Set task - Transcribe the listing verbatim. Do not carry over any pictures.

Figure collection entries -

######

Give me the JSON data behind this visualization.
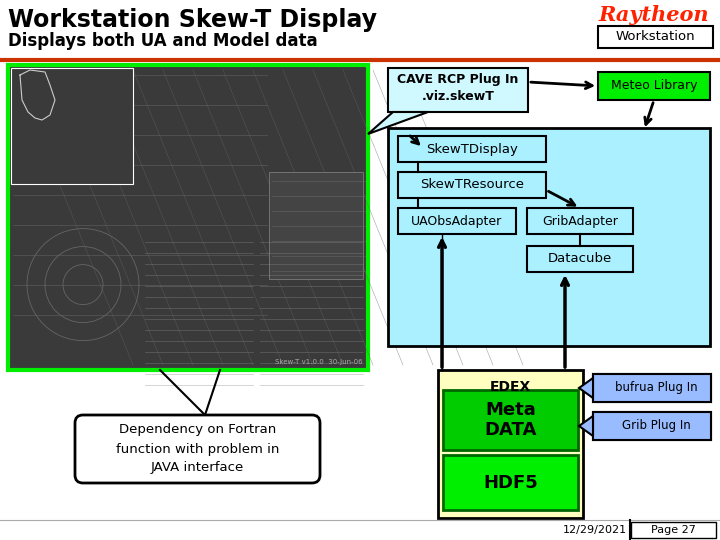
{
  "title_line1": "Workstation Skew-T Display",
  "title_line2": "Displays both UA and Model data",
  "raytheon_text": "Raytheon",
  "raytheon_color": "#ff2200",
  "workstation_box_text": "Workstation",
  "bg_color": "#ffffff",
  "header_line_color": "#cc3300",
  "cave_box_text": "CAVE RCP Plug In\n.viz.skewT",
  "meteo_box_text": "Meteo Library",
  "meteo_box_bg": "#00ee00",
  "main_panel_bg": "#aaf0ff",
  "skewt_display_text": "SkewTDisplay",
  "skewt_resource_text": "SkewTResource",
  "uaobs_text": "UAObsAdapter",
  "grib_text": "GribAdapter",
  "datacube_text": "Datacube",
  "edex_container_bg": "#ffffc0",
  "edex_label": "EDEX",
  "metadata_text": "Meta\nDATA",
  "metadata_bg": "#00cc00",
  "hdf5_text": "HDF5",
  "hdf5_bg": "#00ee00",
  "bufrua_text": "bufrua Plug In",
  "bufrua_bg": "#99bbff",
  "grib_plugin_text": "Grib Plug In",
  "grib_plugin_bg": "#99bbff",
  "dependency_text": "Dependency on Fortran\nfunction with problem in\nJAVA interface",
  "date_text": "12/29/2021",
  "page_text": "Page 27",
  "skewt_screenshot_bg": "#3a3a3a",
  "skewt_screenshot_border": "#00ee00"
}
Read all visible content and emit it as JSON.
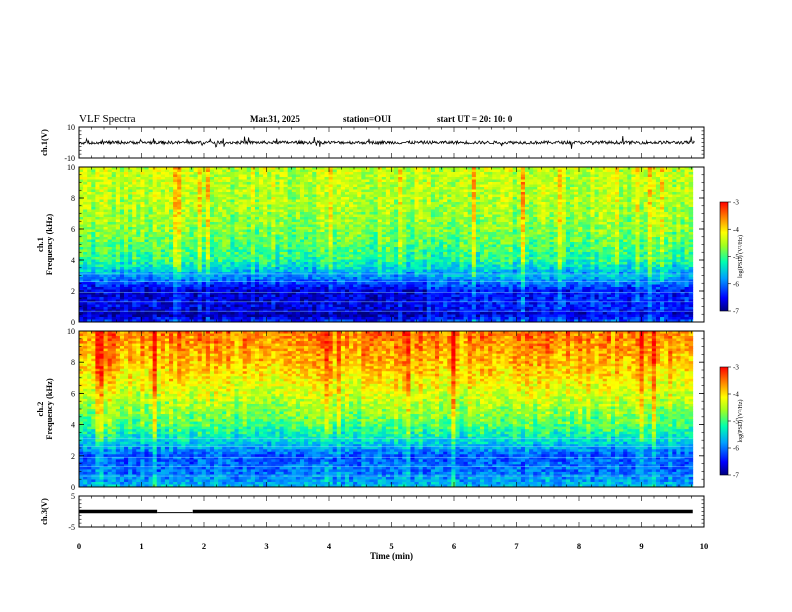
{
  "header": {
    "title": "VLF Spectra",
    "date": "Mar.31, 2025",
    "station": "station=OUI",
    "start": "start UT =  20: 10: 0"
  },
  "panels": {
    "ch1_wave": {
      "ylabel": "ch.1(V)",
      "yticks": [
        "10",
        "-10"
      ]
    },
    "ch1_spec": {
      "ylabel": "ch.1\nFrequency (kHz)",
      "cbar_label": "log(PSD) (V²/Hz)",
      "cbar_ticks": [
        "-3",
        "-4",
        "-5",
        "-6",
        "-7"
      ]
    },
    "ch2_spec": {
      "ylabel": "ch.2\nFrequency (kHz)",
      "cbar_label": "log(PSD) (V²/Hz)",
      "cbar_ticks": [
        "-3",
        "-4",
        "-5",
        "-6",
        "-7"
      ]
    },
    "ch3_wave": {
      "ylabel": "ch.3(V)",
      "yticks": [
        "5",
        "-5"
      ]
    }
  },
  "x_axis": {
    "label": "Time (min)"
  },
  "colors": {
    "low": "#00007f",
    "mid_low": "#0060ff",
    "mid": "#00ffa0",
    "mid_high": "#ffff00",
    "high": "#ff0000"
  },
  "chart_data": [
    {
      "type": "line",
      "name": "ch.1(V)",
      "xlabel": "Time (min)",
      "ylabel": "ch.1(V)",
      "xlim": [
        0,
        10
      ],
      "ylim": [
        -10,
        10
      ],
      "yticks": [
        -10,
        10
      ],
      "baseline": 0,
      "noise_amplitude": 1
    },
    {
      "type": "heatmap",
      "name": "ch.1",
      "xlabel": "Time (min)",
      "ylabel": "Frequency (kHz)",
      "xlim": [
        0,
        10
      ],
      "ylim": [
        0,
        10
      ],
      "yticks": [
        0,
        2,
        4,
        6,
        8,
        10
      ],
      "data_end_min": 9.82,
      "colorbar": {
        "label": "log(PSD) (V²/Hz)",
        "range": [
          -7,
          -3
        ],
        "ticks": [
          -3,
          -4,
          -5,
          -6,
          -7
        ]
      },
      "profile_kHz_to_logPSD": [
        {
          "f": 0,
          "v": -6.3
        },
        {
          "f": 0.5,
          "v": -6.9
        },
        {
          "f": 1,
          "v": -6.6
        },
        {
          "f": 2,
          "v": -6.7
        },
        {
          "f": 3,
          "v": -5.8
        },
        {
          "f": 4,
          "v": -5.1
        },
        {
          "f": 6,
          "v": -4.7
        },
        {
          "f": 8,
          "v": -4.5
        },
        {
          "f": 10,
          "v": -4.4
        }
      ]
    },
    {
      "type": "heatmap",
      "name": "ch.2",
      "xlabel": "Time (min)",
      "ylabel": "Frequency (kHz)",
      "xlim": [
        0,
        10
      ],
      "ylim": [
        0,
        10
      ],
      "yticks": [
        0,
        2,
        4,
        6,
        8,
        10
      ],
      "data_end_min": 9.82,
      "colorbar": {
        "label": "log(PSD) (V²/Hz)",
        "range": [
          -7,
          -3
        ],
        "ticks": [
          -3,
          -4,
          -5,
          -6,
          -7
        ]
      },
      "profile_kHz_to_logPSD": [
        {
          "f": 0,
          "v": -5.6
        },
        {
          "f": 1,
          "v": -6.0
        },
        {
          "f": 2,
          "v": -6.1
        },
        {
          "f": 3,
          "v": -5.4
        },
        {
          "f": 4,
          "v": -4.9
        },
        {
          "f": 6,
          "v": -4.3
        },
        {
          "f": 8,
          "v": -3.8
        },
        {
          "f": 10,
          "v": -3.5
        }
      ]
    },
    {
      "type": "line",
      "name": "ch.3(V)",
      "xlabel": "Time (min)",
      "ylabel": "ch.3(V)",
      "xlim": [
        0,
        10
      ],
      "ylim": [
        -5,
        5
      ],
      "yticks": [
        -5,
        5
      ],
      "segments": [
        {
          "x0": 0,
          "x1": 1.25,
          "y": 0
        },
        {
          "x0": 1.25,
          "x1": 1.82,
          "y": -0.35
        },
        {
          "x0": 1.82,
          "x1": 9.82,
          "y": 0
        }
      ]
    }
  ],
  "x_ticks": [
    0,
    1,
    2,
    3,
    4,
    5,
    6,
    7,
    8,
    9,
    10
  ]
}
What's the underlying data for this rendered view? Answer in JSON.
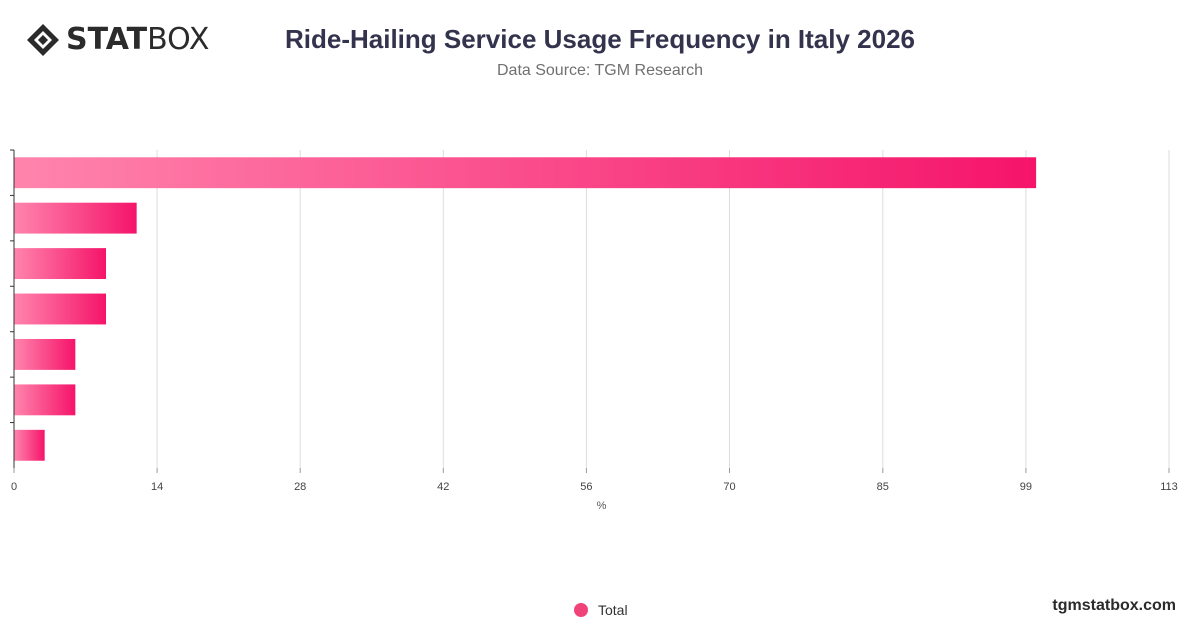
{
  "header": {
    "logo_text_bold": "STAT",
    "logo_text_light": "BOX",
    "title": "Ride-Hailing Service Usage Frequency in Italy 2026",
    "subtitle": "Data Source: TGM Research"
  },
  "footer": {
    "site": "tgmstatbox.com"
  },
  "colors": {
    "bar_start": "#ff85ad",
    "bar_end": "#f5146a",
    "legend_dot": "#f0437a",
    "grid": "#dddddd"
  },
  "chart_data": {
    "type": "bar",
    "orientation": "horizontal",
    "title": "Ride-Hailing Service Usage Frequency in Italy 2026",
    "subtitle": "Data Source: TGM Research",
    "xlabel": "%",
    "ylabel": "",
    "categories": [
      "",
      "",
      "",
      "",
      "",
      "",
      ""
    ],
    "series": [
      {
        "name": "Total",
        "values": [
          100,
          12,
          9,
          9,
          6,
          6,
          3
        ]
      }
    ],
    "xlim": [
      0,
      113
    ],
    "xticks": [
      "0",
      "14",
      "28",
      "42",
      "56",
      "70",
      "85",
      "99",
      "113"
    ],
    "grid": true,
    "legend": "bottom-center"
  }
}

######

Result for this exercise -
Give me the JSON data behind this visualization.
{
  "title_line1": "Workstation Skew-T Display",
  "title_line2": "Displays both UA and Model data",
  "raytheon_text": "Raytheon",
  "raytheon_color": "#ff2200",
  "workstation_box_text": "Workstation",
  "bg_color": "#ffffff",
  "header_line_color": "#cc3300",
  "cave_box_text": "CAVE RCP Plug In\n.viz.skewT",
  "meteo_box_text": "Meteo Library",
  "meteo_box_bg": "#00ee00",
  "main_panel_bg": "#aaf0ff",
  "skewt_display_text": "SkewTDisplay",
  "skewt_resource_text": "SkewTResource",
  "uaobs_text": "UAObsAdapter",
  "grib_text": "GribAdapter",
  "datacube_text": "Datacube",
  "edex_container_bg": "#ffffc0",
  "edex_label": "EDEX",
  "metadata_text": "Meta\nDATA",
  "metadata_bg": "#00cc00",
  "hdf5_text": "HDF5",
  "hdf5_bg": "#00ee00",
  "bufrua_text": "bufrua Plug In",
  "bufrua_bg": "#99bbff",
  "grib_plugin_text": "Grib Plug In",
  "grib_plugin_bg": "#99bbff",
  "dependency_text": "Dependency on Fortran\nfunction with problem in\nJAVA interface",
  "date_text": "12/29/2021",
  "page_text": "Page 27",
  "skewt_screenshot_bg": "#3a3a3a",
  "skewt_screenshot_border": "#00ee00"
}
Read all visible content and emit it as JSON.
{
  "header": {
    "title": "VLF Spectra",
    "date": "Mar.31, 2025",
    "station": "station=OUI",
    "start": "start UT =  20: 10: 0"
  },
  "panels": {
    "ch1_wave": {
      "ylabel": "ch.1(V)",
      "yticks": [
        "10",
        "-10"
      ]
    },
    "ch1_spec": {
      "ylabel": "ch.1\nFrequency (kHz)",
      "cbar_label": "log(PSD) (V²/Hz)",
      "cbar_ticks": [
        "-3",
        "-4",
        "-5",
        "-6",
        "-7"
      ]
    },
    "ch2_spec": {
      "ylabel": "ch.2\nFrequency (kHz)",
      "cbar_label": "log(PSD) (V²/Hz)",
      "cbar_ticks": [
        "-3",
        "-4",
        "-5",
        "-6",
        "-7"
      ]
    },
    "ch3_wave": {
      "ylabel": "ch.3(V)",
      "yticks": [
        "5",
        "-5"
      ]
    }
  },
  "x_axis": {
    "label": "Time (min)"
  },
  "colors": {
    "low": "#00007f",
    "mid_low": "#0060ff",
    "mid": "#00ffa0",
    "mid_high": "#ffff00",
    "high": "#ff0000"
  },
  "chart_data": [
    {
      "type": "line",
      "name": "ch.1(V)",
      "xlabel": "Time (min)",
      "ylabel": "ch.1(V)",
      "xlim": [
        0,
        10
      ],
      "ylim": [
        -10,
        10
      ],
      "yticks": [
        -10,
        10
      ],
      "baseline": 0,
      "noise_amplitude": 1
    },
    {
      "type": "heatmap",
      "name": "ch.1",
      "xlabel": "Time (min)",
      "ylabel": "Frequency (kHz)",
      "xlim": [
        0,
        10
      ],
      "ylim": [
        0,
        10
      ],
      "yticks": [
        0,
        2,
        4,
        6,
        8,
        10
      ],
      "data_end_min": 9.82,
      "colorbar": {
        "label": "log(PSD) (V²/Hz)",
        "range": [
          -7,
          -3
        ],
        "ticks": [
          -3,
          -4,
          -5,
          -6,
          -7
        ]
      },
      "profile_kHz_to_logPSD": [
        {
          "f": 0,
          "v": -6.3
        },
        {
          "f": 0.5,
          "v": -6.9
        },
        {
          "f": 1,
          "v": -6.6
        },
        {
          "f": 2,
          "v": -6.7
        },
        {
          "f": 3,
          "v": -5.8
        },
        {
          "f": 4,
          "v": -5.1
        },
        {
          "f": 6,
          "v": -4.7
        },
        {
          "f": 8,
          "v": -4.5
        },
        {
          "f": 10,
          "v": -4.4
        }
      ]
    },
    {
      "type": "heatmap",
      "name": "ch.2",
      "xlabel": "Time (min)",
      "ylabel": "Frequency (kHz)",
      "xlim": [
        0,
        10
      ],
      "ylim": [
        0,
        10
      ],
      "yticks": [
        0,
        2,
        4,
        6,
        8,
        10
      ],
      "data_end_min": 9.82,
      "colorbar": {
        "label": "log(PSD) (V²/Hz)",
        "range": [
          -7,
          -3
        ],
        "ticks": [
          -3,
          -4,
          -5,
          -6,
          -7
        ]
      },
      "profile_kHz_to_logPSD": [
        {
          "f": 0,
          "v": -5.6
        },
        {
          "f": 1,
          "v": -6.0
        },
        {
          "f": 2,
          "v": -6.1
        },
        {
          "f": 3,
          "v": -5.4
        },
        {
          "f": 4,
          "v": -4.9
        },
        {
          "f": 6,
          "v": -4.3
        },
        {
          "f": 8,
          "v": -3.8
        },
        {
          "f": 10,
          "v": -3.5
        }
      ]
    },
    {
      "type": "line",
      "name": "ch.3(V)",
      "xlabel": "Time (min)",
      "ylabel": "ch.3(V)",
      "xlim": [
        0,
        10
      ],
      "ylim": [
        -5,
        5
      ],
      "yticks": [
        -5,
        5
      ],
      "segments": [
        {
          "x0": 0,
          "x1": 1.25,
          "y": 0
        },
        {
          "x0": 1.25,
          "x1": 1.82,
          "y": -0.35
        },
        {
          "x0": 1.82,
          "x1": 9.82,
          "y": 0
        }
      ]
    }
  ],
  "x_ticks": [
    0,
    1,
    2,
    3,
    4,
    5,
    6,
    7,
    8,
    9,
    10
  ]
}
What's the underlying data for this rendered view? Answer in JSON.
{
  "header": {
    "logo_text_bold": "STAT",
    "logo_text_light": "BOX",
    "title": "Ride-Hailing Service Usage Frequency in Italy 2026",
    "subtitle": "Data Source: TGM Research"
  },
  "footer": {
    "site": "tgmstatbox.com"
  },
  "colors": {
    "bar_start": "#ff85ad",
    "bar_end": "#f5146a",
    "legend_dot": "#f0437a",
    "grid": "#dddddd"
  },
  "chart_data": {
    "type": "bar",
    "orientation": "horizontal",
    "title": "Ride-Hailing Service Usage Frequency in Italy 2026",
    "subtitle": "Data Source: TGM Research",
    "xlabel": "%",
    "ylabel": "",
    "categories": [
      "",
      "",
      "",
      "",
      "",
      "",
      ""
    ],
    "series": [
      {
        "name": "Total",
        "values": [
          100,
          12,
          9,
          9,
          6,
          6,
          3
        ]
      }
    ],
    "xlim": [
      0,
      113
    ],
    "xticks": [
      "0",
      "14",
      "28",
      "42",
      "56",
      "70",
      "85",
      "99",
      "113"
    ],
    "grid": true,
    "legend": "bottom-center"
  }
}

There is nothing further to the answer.